**Given exercise**
Every entry needs to be reproduced exactly.

── Material provided

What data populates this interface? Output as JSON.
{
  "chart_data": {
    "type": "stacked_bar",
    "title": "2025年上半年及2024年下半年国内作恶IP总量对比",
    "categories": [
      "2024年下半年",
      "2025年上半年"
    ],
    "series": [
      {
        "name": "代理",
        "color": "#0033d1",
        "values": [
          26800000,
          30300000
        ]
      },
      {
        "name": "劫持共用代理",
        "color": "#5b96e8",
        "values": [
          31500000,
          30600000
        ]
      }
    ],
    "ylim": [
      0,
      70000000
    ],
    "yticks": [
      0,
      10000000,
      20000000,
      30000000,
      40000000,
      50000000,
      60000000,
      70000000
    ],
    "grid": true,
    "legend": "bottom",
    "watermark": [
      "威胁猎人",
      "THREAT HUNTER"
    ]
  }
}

────

**Exercise solution**
What data populates this interface? Output as JSON.
{
  "chart_data": {
    "type": "stacked_bar",
    "title": "2025年上半年及2024年下半年国内作恶IP总量对比",
    "categories": [
      "2024年下半年",
      "2025年上半年"
    ],
    "series": [
      {
        "name": "代理",
        "color": "#0033d1",
        "values": [
          26800000,
          30300000
        ]
      },
      {
        "name": "劫持共用代理",
        "color": "#5b96e8",
        "values": [
          31500000,
          30600000
        ]
      }
    ],
    "ylim": [
      0,
      70000000
    ],
    "yticks": [
      0,
      10000000,
      20000000,
      30000000,
      40000000,
      50000000,
      60000000,
      70000000
    ],
    "grid": true,
    "legend": "bottom",
    "watermark": [
      "威胁猎人",
      "THREAT HUNTER"
    ]
  }
}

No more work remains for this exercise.